* Begin *

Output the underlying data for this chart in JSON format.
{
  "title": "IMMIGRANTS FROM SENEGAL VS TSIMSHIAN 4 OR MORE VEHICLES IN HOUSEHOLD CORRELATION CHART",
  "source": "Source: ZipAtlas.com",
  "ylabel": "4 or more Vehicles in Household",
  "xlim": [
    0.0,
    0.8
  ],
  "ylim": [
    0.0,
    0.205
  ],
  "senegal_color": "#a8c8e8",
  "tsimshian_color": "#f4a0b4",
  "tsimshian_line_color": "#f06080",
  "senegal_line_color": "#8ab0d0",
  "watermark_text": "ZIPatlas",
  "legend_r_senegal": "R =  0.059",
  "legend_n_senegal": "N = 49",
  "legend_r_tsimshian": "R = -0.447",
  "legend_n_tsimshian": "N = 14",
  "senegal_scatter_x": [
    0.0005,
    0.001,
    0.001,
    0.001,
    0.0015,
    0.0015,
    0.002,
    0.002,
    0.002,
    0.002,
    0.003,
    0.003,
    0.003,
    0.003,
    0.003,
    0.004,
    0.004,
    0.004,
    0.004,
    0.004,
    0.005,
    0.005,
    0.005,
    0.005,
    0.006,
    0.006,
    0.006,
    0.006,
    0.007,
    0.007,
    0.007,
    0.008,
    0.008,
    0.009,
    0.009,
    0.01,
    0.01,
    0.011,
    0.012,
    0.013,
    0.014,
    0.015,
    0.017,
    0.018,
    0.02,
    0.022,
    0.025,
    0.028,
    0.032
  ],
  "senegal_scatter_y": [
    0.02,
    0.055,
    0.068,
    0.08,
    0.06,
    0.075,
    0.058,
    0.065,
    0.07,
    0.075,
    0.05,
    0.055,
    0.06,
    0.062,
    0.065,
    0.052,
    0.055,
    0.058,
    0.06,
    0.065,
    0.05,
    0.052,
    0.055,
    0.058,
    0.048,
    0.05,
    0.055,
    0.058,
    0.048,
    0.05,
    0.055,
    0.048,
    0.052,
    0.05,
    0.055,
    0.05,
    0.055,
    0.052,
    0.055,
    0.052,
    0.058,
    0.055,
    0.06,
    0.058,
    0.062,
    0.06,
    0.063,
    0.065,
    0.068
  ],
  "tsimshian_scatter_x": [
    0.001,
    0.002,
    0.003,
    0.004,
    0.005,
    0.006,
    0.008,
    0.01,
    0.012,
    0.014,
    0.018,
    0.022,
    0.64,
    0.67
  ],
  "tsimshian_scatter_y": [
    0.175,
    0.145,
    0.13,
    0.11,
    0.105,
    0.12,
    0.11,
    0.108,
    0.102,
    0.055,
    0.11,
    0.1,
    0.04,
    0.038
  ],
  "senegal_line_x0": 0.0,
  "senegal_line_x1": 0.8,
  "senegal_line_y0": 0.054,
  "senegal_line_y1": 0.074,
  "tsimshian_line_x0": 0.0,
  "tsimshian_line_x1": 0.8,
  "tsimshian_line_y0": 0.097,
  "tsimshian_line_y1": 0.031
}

* End *

STATED GOAL:
Produce an exact copy of every entry above.

COMPLETED EXERCISE:
Output the underlying data for this chart in JSON format.
{
  "title": "IMMIGRANTS FROM SENEGAL VS TSIMSHIAN 4 OR MORE VEHICLES IN HOUSEHOLD CORRELATION CHART",
  "source": "Source: ZipAtlas.com",
  "ylabel": "4 or more Vehicles in Household",
  "xlim": [
    0.0,
    0.8
  ],
  "ylim": [
    0.0,
    0.205
  ],
  "senegal_color": "#a8c8e8",
  "tsimshian_color": "#f4a0b4",
  "tsimshian_line_color": "#f06080",
  "senegal_line_color": "#8ab0d0",
  "watermark_text": "ZIPatlas",
  "legend_r_senegal": "R =  0.059",
  "legend_n_senegal": "N = 49",
  "legend_r_tsimshian": "R = -0.447",
  "legend_n_tsimshian": "N = 14",
  "senegal_scatter_x": [
    0.0005,
    0.001,
    0.001,
    0.001,
    0.0015,
    0.0015,
    0.002,
    0.002,
    0.002,
    0.002,
    0.003,
    0.003,
    0.003,
    0.003,
    0.003,
    0.004,
    0.004,
    0.004,
    0.004,
    0.004,
    0.005,
    0.005,
    0.005,
    0.005,
    0.006,
    0.006,
    0.006,
    0.006,
    0.007,
    0.007,
    0.007,
    0.008,
    0.008,
    0.009,
    0.009,
    0.01,
    0.01,
    0.011,
    0.012,
    0.013,
    0.014,
    0.015,
    0.017,
    0.018,
    0.02,
    0.022,
    0.025,
    0.028,
    0.032
  ],
  "senegal_scatter_y": [
    0.02,
    0.055,
    0.068,
    0.08,
    0.06,
    0.075,
    0.058,
    0.065,
    0.07,
    0.075,
    0.05,
    0.055,
    0.06,
    0.062,
    0.065,
    0.052,
    0.055,
    0.058,
    0.06,
    0.065,
    0.05,
    0.052,
    0.055,
    0.058,
    0.048,
    0.05,
    0.055,
    0.058,
    0.048,
    0.05,
    0.055,
    0.048,
    0.052,
    0.05,
    0.055,
    0.05,
    0.055,
    0.052,
    0.055,
    0.052,
    0.058,
    0.055,
    0.06,
    0.058,
    0.062,
    0.06,
    0.063,
    0.065,
    0.068
  ],
  "tsimshian_scatter_x": [
    0.001,
    0.002,
    0.003,
    0.004,
    0.005,
    0.006,
    0.008,
    0.01,
    0.012,
    0.014,
    0.018,
    0.022,
    0.64,
    0.67
  ],
  "tsimshian_scatter_y": [
    0.175,
    0.145,
    0.13,
    0.11,
    0.105,
    0.12,
    0.11,
    0.108,
    0.102,
    0.055,
    0.11,
    0.1,
    0.04,
    0.038
  ],
  "senegal_line_x0": 0.0,
  "senegal_line_x1": 0.8,
  "senegal_line_y0": 0.054,
  "senegal_line_y1": 0.074,
  "tsimshian_line_x0": 0.0,
  "tsimshian_line_x1": 0.8,
  "tsimshian_line_y0": 0.097,
  "tsimshian_line_y1": 0.031
}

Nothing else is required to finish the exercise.